**WHAT IS REQUIRED**
Retype exactly the lines from the line with "OCR this image." to the end of the data, keeping both boundary lines.

Some records

== == ==

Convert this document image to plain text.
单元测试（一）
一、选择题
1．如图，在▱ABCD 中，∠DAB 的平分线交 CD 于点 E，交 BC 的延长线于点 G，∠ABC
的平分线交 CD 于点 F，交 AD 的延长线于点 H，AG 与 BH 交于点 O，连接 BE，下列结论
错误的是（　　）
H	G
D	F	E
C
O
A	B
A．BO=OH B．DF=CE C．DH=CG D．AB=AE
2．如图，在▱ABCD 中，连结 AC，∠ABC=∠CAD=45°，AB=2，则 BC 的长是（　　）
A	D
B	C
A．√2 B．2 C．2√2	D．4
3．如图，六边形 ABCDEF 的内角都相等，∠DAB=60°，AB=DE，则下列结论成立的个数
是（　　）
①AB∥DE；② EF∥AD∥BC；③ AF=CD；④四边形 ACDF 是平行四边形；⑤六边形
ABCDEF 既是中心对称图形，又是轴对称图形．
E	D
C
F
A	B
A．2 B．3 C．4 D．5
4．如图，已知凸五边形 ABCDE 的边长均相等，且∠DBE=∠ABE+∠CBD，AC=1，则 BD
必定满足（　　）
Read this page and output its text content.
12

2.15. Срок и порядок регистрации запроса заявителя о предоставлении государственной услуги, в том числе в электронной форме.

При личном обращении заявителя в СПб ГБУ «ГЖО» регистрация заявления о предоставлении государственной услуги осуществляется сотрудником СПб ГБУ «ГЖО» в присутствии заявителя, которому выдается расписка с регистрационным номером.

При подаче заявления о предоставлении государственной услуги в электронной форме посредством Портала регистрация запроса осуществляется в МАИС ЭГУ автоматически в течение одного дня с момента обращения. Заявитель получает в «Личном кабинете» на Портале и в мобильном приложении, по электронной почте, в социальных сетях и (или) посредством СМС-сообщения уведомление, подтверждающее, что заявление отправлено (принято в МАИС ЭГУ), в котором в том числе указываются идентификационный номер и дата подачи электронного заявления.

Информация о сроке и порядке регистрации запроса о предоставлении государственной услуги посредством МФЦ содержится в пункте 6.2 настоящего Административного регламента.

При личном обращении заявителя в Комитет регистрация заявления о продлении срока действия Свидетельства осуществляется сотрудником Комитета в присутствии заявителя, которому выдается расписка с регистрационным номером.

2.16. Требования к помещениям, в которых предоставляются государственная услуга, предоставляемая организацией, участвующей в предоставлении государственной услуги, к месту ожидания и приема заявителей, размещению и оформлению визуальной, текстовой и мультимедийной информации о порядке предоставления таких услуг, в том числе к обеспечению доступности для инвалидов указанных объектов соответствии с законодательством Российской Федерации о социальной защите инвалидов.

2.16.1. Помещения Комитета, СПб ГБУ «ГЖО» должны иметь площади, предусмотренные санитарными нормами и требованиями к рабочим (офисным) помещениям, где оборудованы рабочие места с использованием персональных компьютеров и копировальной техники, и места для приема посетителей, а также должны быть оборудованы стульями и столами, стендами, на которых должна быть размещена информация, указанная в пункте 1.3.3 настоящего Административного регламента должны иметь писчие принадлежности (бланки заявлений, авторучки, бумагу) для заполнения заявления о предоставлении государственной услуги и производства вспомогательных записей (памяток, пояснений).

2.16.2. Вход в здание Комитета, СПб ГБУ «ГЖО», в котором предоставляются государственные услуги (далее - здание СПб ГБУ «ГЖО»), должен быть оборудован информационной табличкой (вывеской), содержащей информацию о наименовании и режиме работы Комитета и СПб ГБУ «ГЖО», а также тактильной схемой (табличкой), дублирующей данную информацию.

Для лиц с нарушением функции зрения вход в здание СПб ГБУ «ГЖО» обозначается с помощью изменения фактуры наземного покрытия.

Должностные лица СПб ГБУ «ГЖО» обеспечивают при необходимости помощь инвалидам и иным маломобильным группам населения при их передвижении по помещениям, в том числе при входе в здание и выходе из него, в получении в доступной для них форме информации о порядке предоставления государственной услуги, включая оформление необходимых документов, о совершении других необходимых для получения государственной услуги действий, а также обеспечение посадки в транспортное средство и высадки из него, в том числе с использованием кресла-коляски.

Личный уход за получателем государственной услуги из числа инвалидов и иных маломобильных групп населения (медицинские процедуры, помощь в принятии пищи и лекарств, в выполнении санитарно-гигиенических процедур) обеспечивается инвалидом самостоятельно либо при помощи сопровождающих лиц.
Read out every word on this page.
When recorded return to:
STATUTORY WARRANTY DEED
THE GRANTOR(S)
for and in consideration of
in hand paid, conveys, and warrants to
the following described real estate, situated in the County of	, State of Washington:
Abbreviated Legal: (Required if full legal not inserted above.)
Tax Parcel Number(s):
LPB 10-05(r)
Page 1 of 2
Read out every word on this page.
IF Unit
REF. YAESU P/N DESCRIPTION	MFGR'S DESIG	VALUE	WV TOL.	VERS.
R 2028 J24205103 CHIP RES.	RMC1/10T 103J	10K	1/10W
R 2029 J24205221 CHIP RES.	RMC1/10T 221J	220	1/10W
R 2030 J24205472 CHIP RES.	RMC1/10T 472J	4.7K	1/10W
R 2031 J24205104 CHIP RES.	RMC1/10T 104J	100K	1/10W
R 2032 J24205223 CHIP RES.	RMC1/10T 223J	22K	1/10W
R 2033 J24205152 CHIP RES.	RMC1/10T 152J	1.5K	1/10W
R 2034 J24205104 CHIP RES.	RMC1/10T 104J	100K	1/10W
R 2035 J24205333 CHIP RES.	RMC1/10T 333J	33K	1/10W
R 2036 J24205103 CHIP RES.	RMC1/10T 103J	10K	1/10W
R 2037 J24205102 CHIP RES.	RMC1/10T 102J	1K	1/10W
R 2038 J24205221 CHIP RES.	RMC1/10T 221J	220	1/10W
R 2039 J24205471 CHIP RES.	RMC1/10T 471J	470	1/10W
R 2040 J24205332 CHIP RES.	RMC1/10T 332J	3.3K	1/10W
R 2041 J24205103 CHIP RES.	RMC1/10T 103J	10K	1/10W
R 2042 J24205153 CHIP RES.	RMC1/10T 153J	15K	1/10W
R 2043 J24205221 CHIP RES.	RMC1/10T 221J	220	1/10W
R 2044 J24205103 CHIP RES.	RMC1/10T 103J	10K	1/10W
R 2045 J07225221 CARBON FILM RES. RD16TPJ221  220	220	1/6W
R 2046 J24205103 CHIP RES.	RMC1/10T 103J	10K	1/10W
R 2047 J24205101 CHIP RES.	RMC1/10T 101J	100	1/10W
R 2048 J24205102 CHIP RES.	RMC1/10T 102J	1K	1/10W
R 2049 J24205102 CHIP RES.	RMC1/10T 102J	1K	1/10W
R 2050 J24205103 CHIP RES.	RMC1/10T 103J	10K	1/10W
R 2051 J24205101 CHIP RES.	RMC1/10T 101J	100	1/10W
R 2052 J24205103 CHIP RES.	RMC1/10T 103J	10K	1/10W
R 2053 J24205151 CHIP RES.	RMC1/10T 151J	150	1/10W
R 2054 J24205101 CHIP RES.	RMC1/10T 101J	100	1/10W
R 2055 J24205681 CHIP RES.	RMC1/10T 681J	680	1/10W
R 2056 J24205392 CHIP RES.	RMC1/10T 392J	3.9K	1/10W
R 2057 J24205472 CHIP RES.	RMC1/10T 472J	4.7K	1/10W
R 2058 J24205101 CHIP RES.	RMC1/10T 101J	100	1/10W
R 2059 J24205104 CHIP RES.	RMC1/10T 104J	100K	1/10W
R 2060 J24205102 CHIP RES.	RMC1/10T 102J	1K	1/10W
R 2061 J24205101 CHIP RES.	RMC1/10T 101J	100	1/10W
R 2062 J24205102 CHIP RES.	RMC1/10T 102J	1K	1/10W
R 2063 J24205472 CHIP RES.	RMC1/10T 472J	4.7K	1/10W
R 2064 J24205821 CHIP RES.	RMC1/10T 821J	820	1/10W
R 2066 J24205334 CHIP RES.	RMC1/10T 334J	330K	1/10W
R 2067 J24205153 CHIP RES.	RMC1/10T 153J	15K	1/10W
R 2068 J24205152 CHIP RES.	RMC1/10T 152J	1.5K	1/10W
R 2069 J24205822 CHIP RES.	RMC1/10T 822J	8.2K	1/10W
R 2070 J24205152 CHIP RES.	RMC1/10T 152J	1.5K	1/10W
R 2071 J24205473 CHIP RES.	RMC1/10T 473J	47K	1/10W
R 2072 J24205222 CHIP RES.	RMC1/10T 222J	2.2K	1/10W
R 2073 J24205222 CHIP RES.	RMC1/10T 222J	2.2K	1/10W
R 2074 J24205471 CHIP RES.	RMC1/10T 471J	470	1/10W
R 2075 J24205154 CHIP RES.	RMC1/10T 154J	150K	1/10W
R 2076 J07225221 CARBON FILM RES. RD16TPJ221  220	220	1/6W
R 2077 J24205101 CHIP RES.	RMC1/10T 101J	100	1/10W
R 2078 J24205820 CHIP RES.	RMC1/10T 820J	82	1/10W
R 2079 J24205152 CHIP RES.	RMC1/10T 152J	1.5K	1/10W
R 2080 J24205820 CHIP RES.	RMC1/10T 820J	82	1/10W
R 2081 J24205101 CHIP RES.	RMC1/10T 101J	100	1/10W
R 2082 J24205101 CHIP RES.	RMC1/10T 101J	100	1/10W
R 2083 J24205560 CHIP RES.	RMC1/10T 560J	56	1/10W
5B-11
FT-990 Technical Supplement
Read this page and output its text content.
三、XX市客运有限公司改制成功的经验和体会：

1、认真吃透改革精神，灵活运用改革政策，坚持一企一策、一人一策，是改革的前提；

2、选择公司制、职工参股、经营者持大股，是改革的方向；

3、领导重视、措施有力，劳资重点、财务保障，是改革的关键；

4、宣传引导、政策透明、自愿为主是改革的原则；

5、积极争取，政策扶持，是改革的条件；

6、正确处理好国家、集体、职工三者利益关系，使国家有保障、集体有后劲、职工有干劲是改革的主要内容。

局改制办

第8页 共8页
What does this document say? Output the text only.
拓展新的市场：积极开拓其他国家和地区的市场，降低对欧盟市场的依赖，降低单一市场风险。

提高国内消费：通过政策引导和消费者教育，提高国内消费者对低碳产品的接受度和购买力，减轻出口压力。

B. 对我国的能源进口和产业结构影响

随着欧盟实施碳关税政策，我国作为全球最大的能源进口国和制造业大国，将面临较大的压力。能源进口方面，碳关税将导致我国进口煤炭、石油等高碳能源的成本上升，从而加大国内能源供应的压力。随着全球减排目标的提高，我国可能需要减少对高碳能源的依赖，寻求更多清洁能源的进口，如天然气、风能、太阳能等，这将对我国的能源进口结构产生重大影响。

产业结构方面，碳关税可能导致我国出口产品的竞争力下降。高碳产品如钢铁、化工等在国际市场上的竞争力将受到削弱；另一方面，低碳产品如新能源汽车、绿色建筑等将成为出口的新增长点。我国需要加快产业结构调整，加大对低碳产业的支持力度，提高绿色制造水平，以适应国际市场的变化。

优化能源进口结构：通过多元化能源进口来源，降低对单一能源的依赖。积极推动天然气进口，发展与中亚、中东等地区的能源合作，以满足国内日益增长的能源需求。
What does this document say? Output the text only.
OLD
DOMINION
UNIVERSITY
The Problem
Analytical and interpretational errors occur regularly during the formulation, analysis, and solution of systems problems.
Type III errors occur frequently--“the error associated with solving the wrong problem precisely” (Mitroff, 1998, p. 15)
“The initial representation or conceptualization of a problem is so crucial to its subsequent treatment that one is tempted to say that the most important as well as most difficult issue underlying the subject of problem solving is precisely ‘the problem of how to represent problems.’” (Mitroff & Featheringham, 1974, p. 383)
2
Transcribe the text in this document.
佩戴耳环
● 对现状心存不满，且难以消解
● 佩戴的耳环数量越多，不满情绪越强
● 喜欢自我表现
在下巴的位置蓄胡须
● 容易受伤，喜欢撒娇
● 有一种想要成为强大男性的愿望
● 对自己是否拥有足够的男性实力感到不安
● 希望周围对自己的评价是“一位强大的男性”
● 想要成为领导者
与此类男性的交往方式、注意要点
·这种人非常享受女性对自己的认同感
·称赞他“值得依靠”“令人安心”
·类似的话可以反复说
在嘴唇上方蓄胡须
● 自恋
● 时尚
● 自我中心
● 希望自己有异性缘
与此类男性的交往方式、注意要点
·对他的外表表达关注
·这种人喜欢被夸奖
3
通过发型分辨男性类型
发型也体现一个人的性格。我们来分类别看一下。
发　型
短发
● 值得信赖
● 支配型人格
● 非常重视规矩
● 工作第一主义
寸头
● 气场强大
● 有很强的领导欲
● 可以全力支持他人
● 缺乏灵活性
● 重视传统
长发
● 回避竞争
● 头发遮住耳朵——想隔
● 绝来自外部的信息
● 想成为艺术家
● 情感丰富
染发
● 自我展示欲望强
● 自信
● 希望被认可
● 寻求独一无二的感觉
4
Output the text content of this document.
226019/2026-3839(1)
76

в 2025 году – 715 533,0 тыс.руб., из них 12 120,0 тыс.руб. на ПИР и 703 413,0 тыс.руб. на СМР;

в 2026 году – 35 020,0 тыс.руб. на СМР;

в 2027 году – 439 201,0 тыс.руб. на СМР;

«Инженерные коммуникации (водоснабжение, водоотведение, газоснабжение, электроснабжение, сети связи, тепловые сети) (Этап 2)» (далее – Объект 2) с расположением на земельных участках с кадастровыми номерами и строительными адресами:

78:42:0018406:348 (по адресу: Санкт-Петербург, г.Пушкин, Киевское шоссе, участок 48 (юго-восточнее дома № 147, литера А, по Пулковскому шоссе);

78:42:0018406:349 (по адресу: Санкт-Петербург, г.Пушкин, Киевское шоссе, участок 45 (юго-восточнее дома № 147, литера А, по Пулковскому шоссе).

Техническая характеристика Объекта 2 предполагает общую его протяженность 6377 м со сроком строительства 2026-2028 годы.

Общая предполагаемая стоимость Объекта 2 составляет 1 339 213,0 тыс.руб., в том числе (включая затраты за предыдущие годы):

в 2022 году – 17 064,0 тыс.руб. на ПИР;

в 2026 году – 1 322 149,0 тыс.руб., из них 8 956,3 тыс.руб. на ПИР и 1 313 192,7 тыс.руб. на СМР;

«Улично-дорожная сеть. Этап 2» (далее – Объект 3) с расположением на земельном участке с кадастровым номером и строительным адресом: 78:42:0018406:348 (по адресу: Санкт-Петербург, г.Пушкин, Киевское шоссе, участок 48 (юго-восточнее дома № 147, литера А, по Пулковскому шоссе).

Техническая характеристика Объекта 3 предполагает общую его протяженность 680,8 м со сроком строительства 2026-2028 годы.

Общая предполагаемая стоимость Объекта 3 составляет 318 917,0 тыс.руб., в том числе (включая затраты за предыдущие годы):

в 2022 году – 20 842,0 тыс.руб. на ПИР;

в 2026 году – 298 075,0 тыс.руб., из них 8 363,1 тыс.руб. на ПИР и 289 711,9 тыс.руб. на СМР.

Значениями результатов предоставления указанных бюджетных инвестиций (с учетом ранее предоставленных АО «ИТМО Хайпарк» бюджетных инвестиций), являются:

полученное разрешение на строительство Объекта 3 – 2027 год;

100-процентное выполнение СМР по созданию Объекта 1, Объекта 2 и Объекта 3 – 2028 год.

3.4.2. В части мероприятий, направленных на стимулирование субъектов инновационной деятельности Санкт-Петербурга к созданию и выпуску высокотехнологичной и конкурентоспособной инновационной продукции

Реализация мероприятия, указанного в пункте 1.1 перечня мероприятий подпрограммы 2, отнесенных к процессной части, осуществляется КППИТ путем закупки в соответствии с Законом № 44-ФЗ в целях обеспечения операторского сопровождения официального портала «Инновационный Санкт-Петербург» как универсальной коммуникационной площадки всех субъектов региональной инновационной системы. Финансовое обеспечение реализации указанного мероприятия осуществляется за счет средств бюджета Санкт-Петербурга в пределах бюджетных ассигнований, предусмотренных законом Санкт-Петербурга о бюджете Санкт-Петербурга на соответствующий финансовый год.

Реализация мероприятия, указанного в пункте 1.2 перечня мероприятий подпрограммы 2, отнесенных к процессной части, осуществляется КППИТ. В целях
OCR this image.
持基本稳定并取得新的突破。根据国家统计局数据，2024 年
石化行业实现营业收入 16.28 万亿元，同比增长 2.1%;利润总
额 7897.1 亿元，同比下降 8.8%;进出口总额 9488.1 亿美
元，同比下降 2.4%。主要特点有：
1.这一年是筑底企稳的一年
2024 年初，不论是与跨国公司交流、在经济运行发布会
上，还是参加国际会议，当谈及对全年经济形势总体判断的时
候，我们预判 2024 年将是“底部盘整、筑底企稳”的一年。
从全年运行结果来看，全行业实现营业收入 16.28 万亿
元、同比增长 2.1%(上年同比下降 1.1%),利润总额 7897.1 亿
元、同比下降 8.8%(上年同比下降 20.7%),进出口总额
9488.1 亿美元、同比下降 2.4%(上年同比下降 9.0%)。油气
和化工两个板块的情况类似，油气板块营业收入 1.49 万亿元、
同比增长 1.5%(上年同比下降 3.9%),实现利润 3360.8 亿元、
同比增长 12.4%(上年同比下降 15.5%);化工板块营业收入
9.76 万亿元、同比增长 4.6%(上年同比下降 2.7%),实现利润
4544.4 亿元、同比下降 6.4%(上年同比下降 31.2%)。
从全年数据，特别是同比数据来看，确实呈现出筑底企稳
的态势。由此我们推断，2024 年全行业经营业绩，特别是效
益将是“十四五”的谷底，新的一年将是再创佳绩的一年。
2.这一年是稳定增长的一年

== == ==

**EXERCISE ANSWER**
OCR this image.
持基本稳定并取得新的突破。根据国家统计局数据，2024 年
石化行业实现营业收入 16.28 万亿元，同比增长 2.1%;利润总
额 7897.1 亿元，同比下降 8.8%;进出口总额 9488.1 亿美
元，同比下降 2.4%。主要特点有：
1.这一年是筑底企稳的一年
2024 年初，不论是与跨国公司交流、在经济运行发布会
上，还是参加国际会议，当谈及对全年经济形势总体判断的时
候，我们预判 2024 年将是“底部盘整、筑底企稳”的一年。
从全年运行结果来看，全行业实现营业收入 16.28 万亿
元、同比增长 2.1%(上年同比下降 1.1%),利润总额 7897.1 亿
元、同比下降 8.8%(上年同比下降 20.7%),进出口总额
9488.1 亿美元、同比下降 2.4%(上年同比下降 9.0%)。油气
和化工两个板块的情况类似，油气板块营业收入 1.49 万亿元、
同比增长 1.5%(上年同比下降 3.9%),实现利润 3360.8 亿元、
同比增长 12.4%(上年同比下降 15.5%);化工板块营业收入
9.76 万亿元、同比增长 4.6%(上年同比下降 2.7%),实现利润
4544.4 亿元、同比下降 6.4%(上年同比下降 31.2%)。
从全年数据，特别是同比数据来看，确实呈现出筑底企稳
的态势。由此我们推断，2024 年全行业经营业绩，特别是效
益将是“十四五”的谷底，新的一年将是再创佳绩的一年。
2.这一年是稳定增长的一年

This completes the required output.